**PROMPT**.
Continue the passage on the opening of Mark's gospel, starting after its last sentence.

**SELECTED PASSAGE**.

• • • • •

Imagine you are in Palestine. War is everywhere. You are surrounded by violence. The military leader who just got promoted to imperial dictator happens to be the same general who was responsible for destroying your village last year. Friends and family have scattered, and you aren’t sure what you should do next.
Someone bumps into you on the street, and presses a pamphlet into your hands. For a moment, your eyes meet, and you are struck by two things: first, the intensity of this stranger’s gaze, and second, by the fact this intensity does not seem to be rooted in anger or fear, but … joy. You glance at the pamphlet in your hand, and read the title: “Good News.”
You could use some good news. Is the war over? Has the dictator been overthrown? You find a safe place to open the pages, and you begin to read…
The beginning of the good news of Jesus Christ, the Son of God.As it is written in the prophet Isaiah,
‘See, I am sending my messenger ahead of you,
who will prepare your way;
the voice of one crying out in the wilderness:
“Prepare the way of the Lord,
make his paths straight” ’,
John the baptizer appeared in the wilderness, proclaiming a baptism of
repentance for the forgiveness of sins. And people from the whole Judean countryside and all the people of Jerusalem were going out to him, and were baptized by him in the river Jordan, confessing their sins. Now John was clothed with camel’s hair, with a leather belt around his waist, and he ate locusts and wild honey. He proclaimed, ‘The one who is more powerful than I is coming after me; I am not worthy to stoop down and untie the thong of his sandals. I have baptized you with water; but he will baptize you with the Holy Spirit.’
It all starts here. From what we can tell, Mark’s version of the story of Jesus was probably the earliest to be written. We aren’t sure where Mark was when he wrote it, but best guesses put him in Rome, or maybe Antioch. He could even have been writing from somewhere in Galilee, but that is less likely, because it’s clear Mark is writing to Gentiles. Specifically, he is writing to Gentile believers, followers of The Way.
We aren’t even sure who Mark is. Tradition claims this is the same John Mark we read about in the book of Acts, who traveled with Paul and Barnabas, spreading the good news throughout the Mediterranean and starting churches. But recent scholars aren’t so sure this is the same guy.
Whoever Mark is, the story he tells is full of urgency and colorful descriptions of the teachings and events of Jesus’ ministry. These events are not necessarily arranged in chronological order, as one would expect to find in a Greek or Roman biography of the time. Big chunks of the story are completely missing. There is no birth story, no wise men from the east, no young Jesus in the Temple.
Mark begins his story as abruptly as he will end it. Suddenly – and that is a word we will hear at least 40 times in this gospel – Jesus simply appears as a full-grown adult in the middle of the wilderness. But before Jesus can appear, someone has to prepare the way for him. So Mark begins his story, not with Mary and Joseph, but with a prophet, the first one anyone has heard in more than 300 years. Mark’s good news story begins with John the Baptizer.

• • • • •

[Stored data entries]
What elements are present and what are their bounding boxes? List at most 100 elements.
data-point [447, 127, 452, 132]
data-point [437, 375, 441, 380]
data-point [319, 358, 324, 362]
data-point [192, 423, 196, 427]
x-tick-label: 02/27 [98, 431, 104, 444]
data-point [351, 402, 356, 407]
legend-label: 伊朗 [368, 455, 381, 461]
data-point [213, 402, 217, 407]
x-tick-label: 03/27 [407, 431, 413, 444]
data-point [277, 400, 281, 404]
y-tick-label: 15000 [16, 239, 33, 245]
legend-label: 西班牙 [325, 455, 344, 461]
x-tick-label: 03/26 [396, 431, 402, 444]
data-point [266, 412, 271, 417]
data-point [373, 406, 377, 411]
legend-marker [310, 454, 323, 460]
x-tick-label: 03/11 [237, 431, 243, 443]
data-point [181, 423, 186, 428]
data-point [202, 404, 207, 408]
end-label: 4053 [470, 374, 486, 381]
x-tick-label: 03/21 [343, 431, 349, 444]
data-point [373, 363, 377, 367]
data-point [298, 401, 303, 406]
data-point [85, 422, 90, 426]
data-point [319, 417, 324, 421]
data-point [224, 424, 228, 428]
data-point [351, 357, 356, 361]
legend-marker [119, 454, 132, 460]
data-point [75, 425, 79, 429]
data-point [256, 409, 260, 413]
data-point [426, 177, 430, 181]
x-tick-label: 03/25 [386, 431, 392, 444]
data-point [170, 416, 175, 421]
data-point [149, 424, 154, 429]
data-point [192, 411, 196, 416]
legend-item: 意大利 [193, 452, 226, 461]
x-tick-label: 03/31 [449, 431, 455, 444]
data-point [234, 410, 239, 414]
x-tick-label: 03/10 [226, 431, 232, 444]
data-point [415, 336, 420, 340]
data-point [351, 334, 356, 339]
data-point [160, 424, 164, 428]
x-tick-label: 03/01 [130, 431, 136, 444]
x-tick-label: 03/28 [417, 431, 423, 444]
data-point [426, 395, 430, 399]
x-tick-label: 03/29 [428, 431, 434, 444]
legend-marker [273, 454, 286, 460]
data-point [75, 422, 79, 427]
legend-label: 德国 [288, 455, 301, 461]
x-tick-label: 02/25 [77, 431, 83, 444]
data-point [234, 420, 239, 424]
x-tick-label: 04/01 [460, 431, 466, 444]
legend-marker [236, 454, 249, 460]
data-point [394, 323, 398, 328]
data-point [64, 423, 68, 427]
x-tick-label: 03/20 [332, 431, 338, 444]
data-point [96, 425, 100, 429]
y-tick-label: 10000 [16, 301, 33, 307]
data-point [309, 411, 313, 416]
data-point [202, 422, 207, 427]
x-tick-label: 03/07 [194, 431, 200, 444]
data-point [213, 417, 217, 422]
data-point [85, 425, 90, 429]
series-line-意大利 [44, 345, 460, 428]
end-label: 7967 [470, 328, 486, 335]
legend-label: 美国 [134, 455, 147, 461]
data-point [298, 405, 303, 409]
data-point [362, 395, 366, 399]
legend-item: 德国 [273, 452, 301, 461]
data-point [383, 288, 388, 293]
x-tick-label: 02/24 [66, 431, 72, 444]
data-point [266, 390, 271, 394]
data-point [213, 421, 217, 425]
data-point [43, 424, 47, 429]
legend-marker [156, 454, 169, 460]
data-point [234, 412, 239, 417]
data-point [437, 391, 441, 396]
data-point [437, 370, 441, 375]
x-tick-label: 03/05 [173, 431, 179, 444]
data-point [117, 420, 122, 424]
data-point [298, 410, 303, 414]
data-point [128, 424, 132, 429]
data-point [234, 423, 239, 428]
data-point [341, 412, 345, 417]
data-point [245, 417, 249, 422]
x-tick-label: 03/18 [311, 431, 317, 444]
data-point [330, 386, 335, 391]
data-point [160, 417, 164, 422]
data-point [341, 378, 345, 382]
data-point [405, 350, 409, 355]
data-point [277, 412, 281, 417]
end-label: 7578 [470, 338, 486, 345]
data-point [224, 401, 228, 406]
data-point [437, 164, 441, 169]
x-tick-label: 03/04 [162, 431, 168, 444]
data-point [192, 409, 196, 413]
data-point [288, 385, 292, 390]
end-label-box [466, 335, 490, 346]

• • • • •

**ANSWER TO THIS PROBLEM**.
To get to John, we have to go back to Isaiah’s prophecy we heard earlier today, in our Old Testament reading. And for that Old Testament’s prophecy to make sense, we have to know why Mark starts his story with Isaiah. The answer is right there in the first verse. Did you notice that first sentence doesn’t have a verb? That’s because it isn’t a sentence; it’s a title. Right out of the chute, Mark tells us this is “the beginning of the good news of Jesus Christ, the Son of God.”
Mark gets right to the point. This story is about the Son of God. From our vantage point, more than 2000 years later, this might not seem so startling, but for the people hearing Mark’s words for the first time, it was news indeed. And it was good news. In these first eight verses, Mark takes us through the past, present, and future of salvation history.
First, he looks back in time to the prophets Isaiah and Malachi, even as far back as Exodus[1]. He looks back to a time when Israel was lost in the wilderness, hoping for deliverance. Then he draws his audience into his own present time, describing the wilderness ministry of John the Baptizer, whose call to repentance and call to baptism are one and the same thing.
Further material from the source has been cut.